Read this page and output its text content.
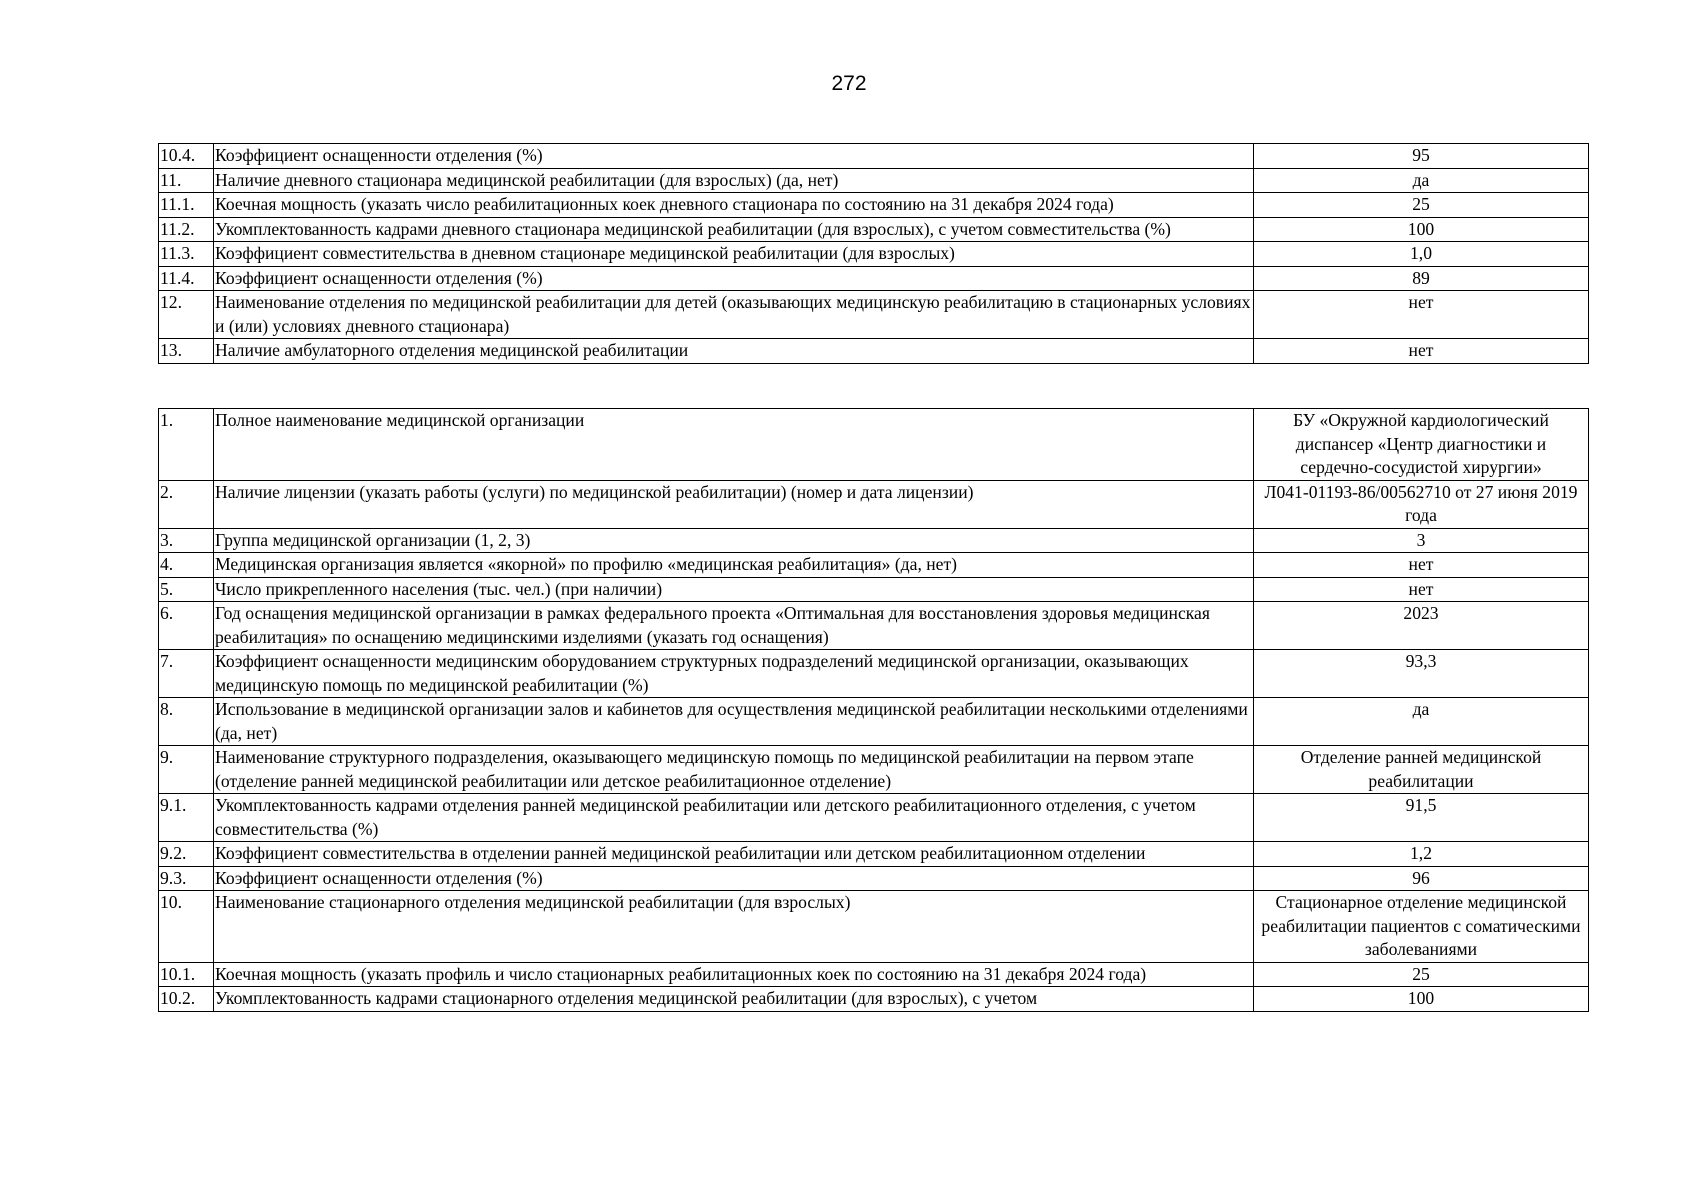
272
10.4.	Коэффициент оснащенности отделения (%)	95
11.	Наличие дневного стационара медицинской реабилитации (для взрослых) (да, нет)	да
11.1.	Коечная мощность (указать число реабилитационных коек дневного стационара по состоянию на 31 декабря 2024 года)	25
11.2.	Укомплектованность кадрами дневного стационара медицинской реабилитации (для взрослых), с учетом совместительства (%)	100
11.3.	Коэффициент совместительства в дневном стационаре медицинской реабилитации (для взрослых)	1,0
11.4.	Коэффициент оснащенности отделения (%)	89
12.	Наименование отделения по медицинской реабилитации для детей (оказывающих медицинскую реабилитацию в стационарных условиях и (или) условиях дневного стационара)	нет
13.	Наличие амбулаторного отделения медицинской реабилитации	нет
1.	Полное наименование медицинской организации	БУ «Окружной кардиологический диспансер «Центр диагностики и сердечно-сосудистой хирургии»
2.	Наличие лицензии (указать работы (услуги) по медицинской реабилитации) (номер и дата лицензии)	Л041-01193-86/00562710 от 27 июня 2019 года
3.	Группа медицинской организации (1, 2, 3)	3
4.	Медицинская организация является «якорной» по профилю «медицинская реабилитация» (да, нет)	нет
5.	Число прикрепленного населения (тыс. чел.) (при наличии)	нет
6.	Год оснащения медицинской организации в рамках федерального проекта «Оптимальная для восстановления здоровья медицинская реабилитация» по оснащению медицинскими изделиями (указать год оснащения)	2023
7.	Коэффициент оснащенности медицинским оборудованием структурных подразделений медицинской организации, оказывающих медицинскую помощь по медицинской реабилитации (%)	93,3
8.	Использование в медицинской организации залов и кабинетов для осуществления медицинской реабилитации несколькими отделениями (да, нет)	да
9.	Наименование структурного подразделения, оказывающего медицинскую помощь по медицинской реабилитации на первом этапе (отделение ранней медицинской реабилитации или детское реабилитационное отделение)	Отделение ранней медицинской реабилитации
9.1.	Укомплектованность кадрами отделения ранней медицинской реабилитации или детского реабилитационного отделения, с учетом совместительства (%)	91,5
9.2.	Коэффициент совместительства в отделении ранней медицинской реабилитации или детском реабилитационном отделении	1,2
9.3.	Коэффициент оснащенности отделения (%)	96
10.	Наименование стационарного отделения медицинской реабилитации (для взрослых)	Стационарное отделение медицинской реабилитации пациентов с соматическими заболеваниями
10.1.	Коечная мощность (указать профиль и число стационарных реабилитационных коек по состоянию на 31 декабря 2024 года)	25
10.2.	Укомплектованность кадрами стационарного отделения медицинской реабилитации (для взрослых), с учетом	100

- - - - - - -

§ **Work to complete**
Each line above is to be copied verbatim. Drop any image from the copy.

§ **Solution for this exercise**
Read this page and output its text content.
272
10.4.	Коэффициент оснащенности отделения (%)	95
11.	Наличие дневного стационара медицинской реабилитации (для взрослых) (да, нет)	да
11.1.	Коечная мощность (указать число реабилитационных коек дневного стационара по состоянию на 31 декабря 2024 года)	25
11.2.	Укомплектованность кадрами дневного стационара медицинской реабилитации (для взрослых), с учетом совместительства (%)	100
11.3.	Коэффициент совместительства в дневном стационаре медицинской реабилитации (для взрослых)	1,0
11.4.	Коэффициент оснащенности отделения (%)	89
12.	Наименование отделения по медицинской реабилитации для детей (оказывающих медицинскую реабилитацию в стационарных условиях и (или) условиях дневного стационара)	нет
13.	Наличие амбулаторного отделения медицинской реабилитации	нет
1.	Полное наименование медицинской организации	БУ «Окружной кардиологический диспансер «Центр диагностики и сердечно-сосудистой хирургии»
2.	Наличие лицензии (указать работы (услуги) по медицинской реабилитации) (номер и дата лицензии)	Л041-01193-86/00562710 от 27 июня 2019 года
3.	Группа медицинской организации (1, 2, 3)	3
4.	Медицинская организация является «якорной» по профилю «медицинская реабилитация» (да, нет)	нет
5.	Число прикрепленного населения (тыс. чел.) (при наличии)	нет
6.	Год оснащения медицинской организации в рамках федерального проекта «Оптимальная для восстановления здоровья медицинская реабилитация» по оснащению медицинскими изделиями (указать год оснащения)	2023
7.	Коэффициент оснащенности медицинским оборудованием структурных подразделений медицинской организации, оказывающих медицинскую помощь по медицинской реабилитации (%)	93,3
8.	Использование в медицинской организации залов и кабинетов для осуществления медицинской реабилитации несколькими отделениями (да, нет)	да
9.	Наименование структурного подразделения, оказывающего медицинскую помощь по медицинской реабилитации на первом этапе (отделение ранней медицинской реабилитации или детское реабилитационное отделение)	Отделение ранней медицинской реабилитации
9.1.	Укомплектованность кадрами отделения ранней медицинской реабилитации или детского реабилитационного отделения, с учетом совместительства (%)	91,5
9.2.	Коэффициент совместительства в отделении ранней медицинской реабилитации или детском реабилитационном отделении	1,2
9.3.	Коэффициент оснащенности отделения (%)	96
10.	Наименование стационарного отделения медицинской реабилитации (для взрослых)	Стационарное отделение медицинской реабилитации пациентов с соматическими заболеваниями
10.1.	Коечная мощность (указать профиль и число стационарных реабилитационных коек по состоянию на 31 декабря 2024 года)	25
10.2.	Укомплектованность кадрами стационарного отделения медицинской реабилитации (для взрослых), с учетом	100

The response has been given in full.